DIRECTIVE » Repeat each line word for word.

DATA RECORDS »
■ ■ ■ ■ ■

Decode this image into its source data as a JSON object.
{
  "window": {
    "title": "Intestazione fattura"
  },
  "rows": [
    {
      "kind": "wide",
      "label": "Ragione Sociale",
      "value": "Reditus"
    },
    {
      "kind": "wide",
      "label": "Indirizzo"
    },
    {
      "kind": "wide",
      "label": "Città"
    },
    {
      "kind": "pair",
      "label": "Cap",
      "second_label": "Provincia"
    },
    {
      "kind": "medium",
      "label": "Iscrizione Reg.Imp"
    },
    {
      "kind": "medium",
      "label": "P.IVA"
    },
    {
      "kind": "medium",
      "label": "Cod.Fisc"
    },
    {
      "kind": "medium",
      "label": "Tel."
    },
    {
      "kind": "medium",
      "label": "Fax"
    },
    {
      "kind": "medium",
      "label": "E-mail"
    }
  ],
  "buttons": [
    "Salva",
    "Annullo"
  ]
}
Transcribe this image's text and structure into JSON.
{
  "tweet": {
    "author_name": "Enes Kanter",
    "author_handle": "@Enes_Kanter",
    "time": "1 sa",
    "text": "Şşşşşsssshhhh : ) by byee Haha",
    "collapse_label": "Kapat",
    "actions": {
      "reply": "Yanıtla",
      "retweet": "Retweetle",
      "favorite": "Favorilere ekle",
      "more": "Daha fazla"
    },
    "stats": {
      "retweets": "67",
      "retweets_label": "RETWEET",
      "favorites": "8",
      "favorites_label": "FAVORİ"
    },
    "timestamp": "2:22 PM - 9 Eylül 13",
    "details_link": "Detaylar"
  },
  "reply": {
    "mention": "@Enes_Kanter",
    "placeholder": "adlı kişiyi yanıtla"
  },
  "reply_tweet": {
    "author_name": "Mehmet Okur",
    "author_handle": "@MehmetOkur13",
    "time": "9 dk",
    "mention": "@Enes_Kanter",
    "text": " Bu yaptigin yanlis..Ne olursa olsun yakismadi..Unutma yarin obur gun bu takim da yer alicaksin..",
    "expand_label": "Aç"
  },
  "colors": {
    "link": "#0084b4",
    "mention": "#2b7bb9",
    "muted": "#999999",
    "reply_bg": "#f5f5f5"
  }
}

■ ■ ■ ■ ■

THE RESULT »
Decode this image into its source data as a JSON object.
{
  "window": {
    "title": "Intestazione fattura"
  },
  "rows": [
    {
      "kind": "wide",
      "label": "Ragione Sociale",
      "value": "Reditus"
    },
    {
      "kind": "wide",
      "label": "Indirizzo"
    },
    {
      "kind": "wide",
      "label": "Città"
    },
    {
      "kind": "pair",
      "label": "Cap",
      "second_label": "Provincia"
    },
    {
      "kind": "medium",
      "label": "Iscrizione Reg.Imp"
    },
    {
      "kind": "medium",
      "label": "P.IVA"
    },
    {
      "kind": "medium",
      "label": "Cod.Fisc"
    },
    {
      "kind": "medium",
      "label": "Tel."
    },
    {
      "kind": "medium",
      "label": "Fax"
    },
    {
      "kind": "medium",
      "label": "E-mail"
    }
  ],
  "buttons": [
    "Salva",
    "Annullo"
  ]
}
Transcribe this image's text and structure into JSON.
{
  "tweet": {
    "author_name": "Enes Kanter",
    "author_handle": "@Enes_Kanter",
    "time": "1 sa",
    "text": "Şşşşşsssshhhh : ) by byee Haha",
    "collapse_label": "Kapat",
    "actions": {
      "reply": "Yanıtla",
      "retweet": "Retweetle",
      "favorite": "Favorilere ekle",
      "more": "Daha fazla"
    },
    "stats": {
      "retweets": "67",
      "retweets_label": "RETWEET",
      "favorites": "8",
      "favorites_label": "FAVORİ"
    },
    "timestamp": "2:22 PM - 9 Eylül 13",
    "details_link": "Detaylar"
  },
  "reply": {
    "mention": "@Enes_Kanter",
    "placeholder": "adlı kişiyi yanıtla"
  },
  "reply_tweet": {
    "author_name": "Mehmet Okur",
    "author_handle": "@MehmetOkur13",
    "time": "9 dk",
    "mention": "@Enes_Kanter",
    "text": " Bu yaptigin yanlis..Ne olursa olsun yakismadi..Unutma yarin obur gun bu takim da yer alicaksin..",
    "expand_label": "Aç"
  },
  "colors": {
    "link": "#0084b4",
    "mention": "#2b7bb9",
    "muted": "#999999",
    "reply_bg": "#f5f5f5"
  }
}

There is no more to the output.